==== Supplied entries

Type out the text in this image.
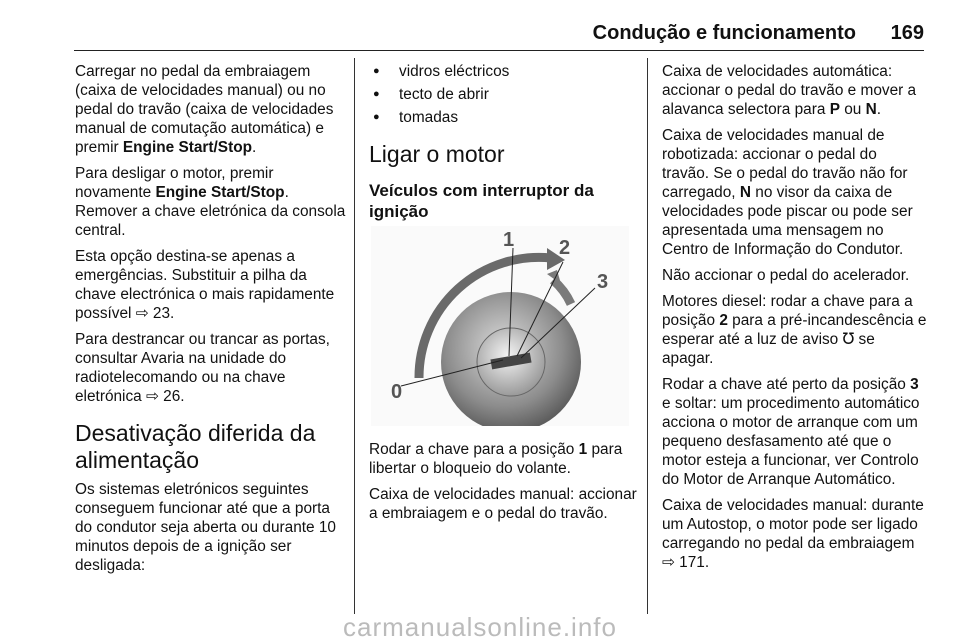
Condução e funcionamento 169

Carregar no pedal da embraiagem (caixa de velocidades manual) ou no pedal do travão (caixa de velocidades manual de comutação automática) e premir Engine Start/Stop.

Para desligar o motor, premir novamente Engine Start/Stop. Remover a chave eletrónica da consola central.

Esta opção destina-se apenas a emergências. Substituir a pilha da chave electrónica o mais rapidamente possível ⇨ 23.

Para destrancar ou trancar as portas, consultar Avaria na unidade do radiotelecomando ou na chave eletrónica ⇨ 26.

Desativação diferida da alimentação

Os sistemas eletrónicos seguintes conseguem funcionar até que a porta do condutor seja aberta ou durante 10 minutos depois de a ignição ser desligada:

● vidros eléctricos
● tecto de abrir
● tomadas
Ligar o motor
Veículos com interruptor da ignição
0
1 2
3

Rodar a chave para a posição 1 para libertar o bloqueio do volante.

Caixa de velocidades manual: accionar a embraiagem e o pedal do travão.

Caixa de velocidades automática: accionar o pedal do travão e mover a alavanca selectora para P ou N.

Caixa de velocidades manual de robotizada: accionar o pedal do travão. Se o pedal do travão não for carregado, N no visor da caixa de velocidades pode piscar ou pode ser apresentada uma mensagem no Centro de Informação do Condutor.

Não accionar o pedal do acelerador.

Motores diesel: rodar a chave para a posição 2 para a pré-incandescência e esperar até a luz de aviso ℧ se apagar.

Rodar a chave até perto da posição 3 e soltar: um procedimento automático acciona o motor de arranque com um pequeno desfasamento até que o motor esteja a funcionar, ver Controlo do Motor de Arranque Automático.

Caixa de velocidades manual: durante um Autostop, o motor pode ser ligado carregando no pedal da embraiagem ⇨ 171.

carmanualsonline.info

========

» **Exercise**: Report back each line of the entries that holds the string "Engine".

» **Answer to the task**:
Carregar no pedal da embraiagem (caixa de velocidades manual) ou no pedal do travão (caixa de velocidades manual de comutação automática) e premir Engine Start/Stop.
Para desligar o motor, premir novamente Engine Start/Stop. Remover a chave eletrónica da consola central.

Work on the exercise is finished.